Supplied material:
■ ■ ■

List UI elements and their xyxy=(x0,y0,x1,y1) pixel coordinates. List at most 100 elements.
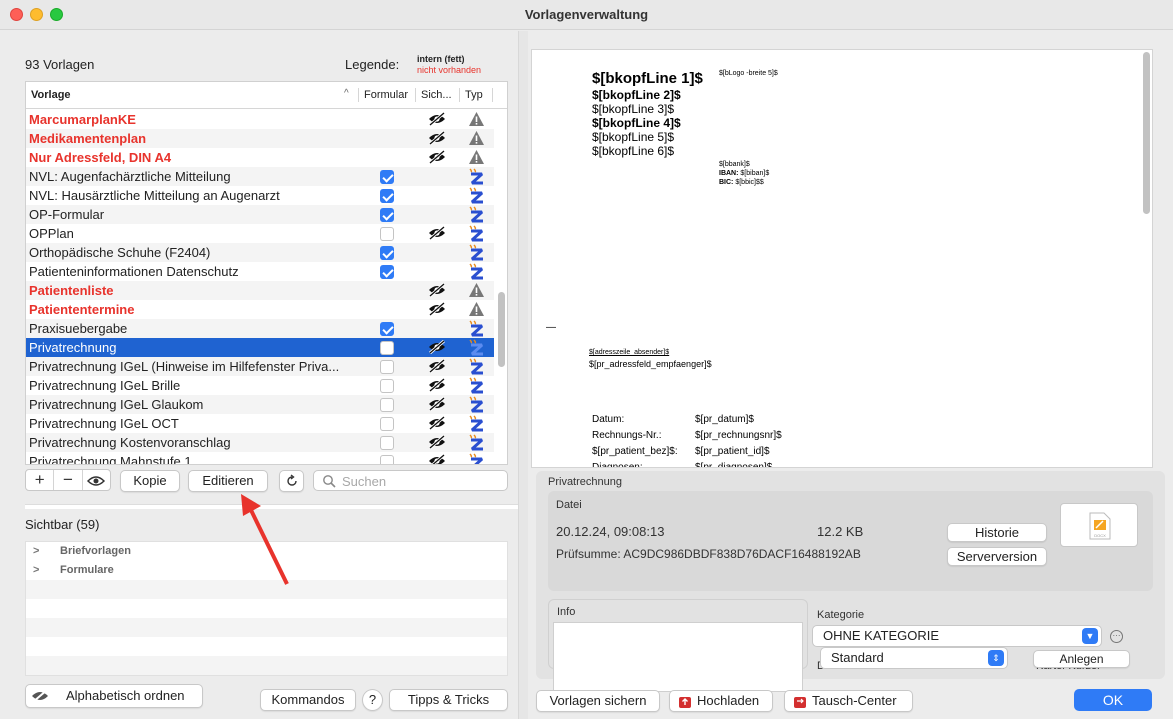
table-row[interactable]: OP-Formular xyxy=(26,205,494,224)
hidden-eye-icon[interactable] xyxy=(428,415,446,431)
remove-template-button[interactable]: − xyxy=(54,470,83,490)
server-version-button[interactable]: Serverversion xyxy=(947,547,1047,566)
edit-button[interactable]: Editieren xyxy=(188,470,268,492)
alphabetical-sort-button[interactable]: Alphabetisch ordnen xyxy=(25,684,203,708)
table-scrollbar[interactable] xyxy=(498,292,505,367)
table-row[interactable]: Privatrechnung IGeL Brille xyxy=(26,376,494,395)
preview-field-label: Diagnosen: xyxy=(592,462,643,468)
template-name: Nur Adressfeld, DIN A4 xyxy=(29,150,172,165)
category-select[interactable]: OHNE KATEGORIE ▼ xyxy=(812,625,1102,647)
ok-button[interactable]: OK xyxy=(1074,689,1152,711)
open-document-button[interactable]: DOCX xyxy=(1060,503,1138,547)
chevron-right-icon[interactable]: > xyxy=(33,564,39,576)
panel-splitter[interactable] xyxy=(518,31,528,719)
table-row[interactable]: OPPlan xyxy=(26,224,494,243)
hidden-eye-icon[interactable] xyxy=(428,111,446,127)
preview-sender-line: $[adresszeile_absender]$ xyxy=(589,349,670,356)
history-button[interactable]: Historie xyxy=(947,523,1047,542)
file-box: Datei 20.12.24, 09:08:13 12.2 KB Prüfsum… xyxy=(548,491,1153,591)
table-row[interactable]: Medikamentenplan xyxy=(26,129,494,148)
form-checkbox[interactable] xyxy=(380,265,394,279)
add-template-button[interactable]: + xyxy=(26,470,55,490)
preview-scrollbar[interactable] xyxy=(1143,52,1150,214)
hidden-eye-icon[interactable] xyxy=(428,339,446,355)
eye-icon xyxy=(87,476,106,486)
table-row[interactable]: Nur Adressfeld, DIN A4 xyxy=(26,148,494,167)
refresh-button[interactable] xyxy=(279,470,304,492)
save-templates-button[interactable]: Vorlagen sichern xyxy=(536,690,660,712)
form-checkbox[interactable] xyxy=(380,455,394,464)
form-checkbox[interactable] xyxy=(380,360,394,374)
table-header: Vorlage ^ Formular Sich... Typ xyxy=(26,82,507,109)
table-row[interactable]: Privatrechnung Kostenvoranschlag xyxy=(26,433,494,452)
commands-button[interactable]: Kommandos xyxy=(260,689,356,711)
form-checkbox[interactable] xyxy=(380,398,394,412)
hidden-eye-icon[interactable] xyxy=(428,358,446,374)
warning-icon xyxy=(468,130,485,147)
category-options-button[interactable]: ··· xyxy=(1110,630,1123,643)
form-checkbox[interactable] xyxy=(380,246,394,260)
preview-header-line-5: $[bkopfLine 5]$ xyxy=(592,130,675,144)
column-header-visible[interactable]: Sich... xyxy=(421,89,452,101)
hidden-eye-icon[interactable] xyxy=(428,377,446,393)
legend-intern: intern (fett) xyxy=(417,54,465,64)
form-checkbox[interactable] xyxy=(380,189,394,203)
table-row[interactable]: Patientenliste xyxy=(26,281,494,300)
preview-recipient: $[pr_adressfeld_empfaenger]$ xyxy=(589,359,712,369)
create-shortcut-button[interactable]: Anlegen xyxy=(1033,650,1130,668)
template-name: Praxisuebergabe xyxy=(29,321,128,336)
title-bar: Vorlagenverwaltung xyxy=(0,0,1173,30)
form-checkbox[interactable] xyxy=(380,227,394,241)
form-checkbox[interactable] xyxy=(380,208,394,222)
form-checkbox[interactable] xyxy=(380,322,394,336)
hidden-eye-icon[interactable] xyxy=(428,225,446,241)
table-row[interactable]: Patienteninformationen Datenschutz xyxy=(26,262,494,281)
form-checkbox[interactable] xyxy=(380,417,394,431)
printer-select[interactable]: Standard ⇕ xyxy=(820,647,1008,669)
form-checkbox[interactable] xyxy=(380,170,394,184)
table-row[interactable]: NVL: Augenfachärztliche Mitteilung xyxy=(26,167,494,186)
table-row[interactable]: Praxisuebergabe xyxy=(26,319,494,338)
column-header-type[interactable]: Typ xyxy=(465,89,483,101)
zeitmeister-type-icon xyxy=(468,320,485,337)
template-name: Privatrechnung IGeL (Hinweise im Hilfefe… xyxy=(29,359,340,374)
table-row[interactable]: NVL: Hausärztliche Mitteilung an Augenar… xyxy=(26,186,494,205)
warning-icon xyxy=(468,111,485,128)
table-row[interactable]: Privatrechnung Mahnstufe 1 xyxy=(26,452,494,464)
copy-button[interactable]: Kopie xyxy=(120,470,180,492)
help-button[interactable]: ? xyxy=(362,689,383,711)
search-field[interactable]: Suchen xyxy=(313,470,508,491)
table-row[interactable]: Privatrechnung xyxy=(26,338,494,357)
info-textarea[interactable] xyxy=(553,622,803,692)
toggle-visibility-button[interactable] xyxy=(83,470,110,490)
zeitmeister-type-icon xyxy=(468,453,485,464)
form-checkbox[interactable] xyxy=(380,379,394,393)
table-row[interactable]: MarcumarplanKE xyxy=(26,110,494,129)
search-icon xyxy=(323,475,336,488)
tips-button[interactable]: Tipps & Tricks xyxy=(389,689,508,711)
template-table[interactable]: Vorlage ^ Formular Sich... Typ Marcumarp… xyxy=(25,81,508,465)
chevron-right-icon[interactable]: > xyxy=(33,545,39,557)
hidden-eye-icon[interactable] xyxy=(428,453,446,464)
hidden-eye-icon[interactable] xyxy=(428,396,446,412)
column-header-form[interactable]: Formular xyxy=(364,89,408,101)
form-checkbox[interactable] xyxy=(380,341,394,355)
hidden-eye-icon[interactable] xyxy=(428,301,446,317)
upload-button[interactable]: Hochladen xyxy=(669,690,773,712)
table-row[interactable]: Orthopädische Schuhe (F2404) xyxy=(26,243,494,262)
hidden-eye-icon[interactable] xyxy=(428,434,446,450)
table-row[interactable]: Privatrechnung IGeL (Hinweise im Hilfefe… xyxy=(26,357,494,376)
table-row[interactable]: Privatrechnung IGeL Glaukom xyxy=(26,395,494,414)
zeitmeister-type-icon xyxy=(468,206,485,223)
exchange-center-button[interactable]: Tausch-Center xyxy=(784,690,913,712)
preview-field-value: $[pr_patient_id]$ xyxy=(695,446,770,457)
hidden-eye-icon[interactable] xyxy=(428,130,446,146)
column-header-name[interactable]: Vorlage xyxy=(31,89,71,101)
table-row[interactable]: Privatrechnung IGeL OCT xyxy=(26,414,494,433)
hidden-eye-icon[interactable] xyxy=(428,282,446,298)
template-name: Privatrechnung IGeL OCT xyxy=(29,416,179,431)
table-row[interactable]: Patiententermine xyxy=(26,300,494,319)
form-checkbox[interactable] xyxy=(380,436,394,450)
column-divider xyxy=(415,88,416,102)
hidden-eye-icon[interactable] xyxy=(428,149,446,165)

■ ■ ■

Your goal:
Can you format the material from the line with "table-row[interactable]: OP-Formular xyxy=(26,205,494,224)" up to and including the line with "add-template-button[interactable]: + xyxy=(26,470,55,490)" as a JSON list of strings, one string per line, with blank lines left out?

Solution to this task:
[
  "table-row[interactable]: OP-Formular xyxy=(26,205,494,224)",
  "hidden-eye-icon[interactable] xyxy=(428,415,446,431)",
  "remove-template-button[interactable]: − xyxy=(54,470,83,490)",
  "server-version-button[interactable]: Serverversion xyxy=(947,547,1047,566)",
  "edit-button[interactable]: Editieren xyxy=(188,470,268,492)",
  "alphabetical-sort-button[interactable]: Alphabetisch ordnen xyxy=(25,684,203,708)",
  "table-scrollbar[interactable] xyxy=(498,292,505,367)",
  "table-row[interactable]: Privatrechnung IGeL Brille xyxy=(26,376,494,395)",
  "preview-field-label: Diagnosen: xyxy=(592,462,643,468)",
  "template-name: Nur Adressfeld, DIN A4 xyxy=(29,150,172,165)",
  "category-select[interactable]: OHNE KATEGORIE ▼ xyxy=(812,625,1102,647)",
  "ok-button[interactable]: OK xyxy=(1074,689,1152,711)",
  "open-document-button[interactable]: DOCX xyxy=(1060,503,1138,547)",
  "chevron-right-icon[interactable]: > xyxy=(33,564,39,576)",
  "panel-splitter[interactable] xyxy=(518,31,528,719)",
  "table-row[interactable]: OPPlan xyxy=(26,224,494,243)",
  "hidden-eye-icon[interactable] xyxy=(428,111,446,127)",
  "preview-sender-line: $[adresszeile_absender]$ xyxy=(589,349,670,356)",
  "history-button[interactable]: Historie xyxy=(947,523,1047,542)",
  "file-box: Datei 20.12.24, 09:08:13 12.2 KB Prüfsum… xyxy=(548,491,1153,591)",
  "table-row[interactable]: Medikamentenplan xyxy=(26,129,494,148)",
  "form-checkbox[interactable] xyxy=(380,265,394,279)",
  "add-template-button[interactable]: + xyxy=(26,470,55,490)"
]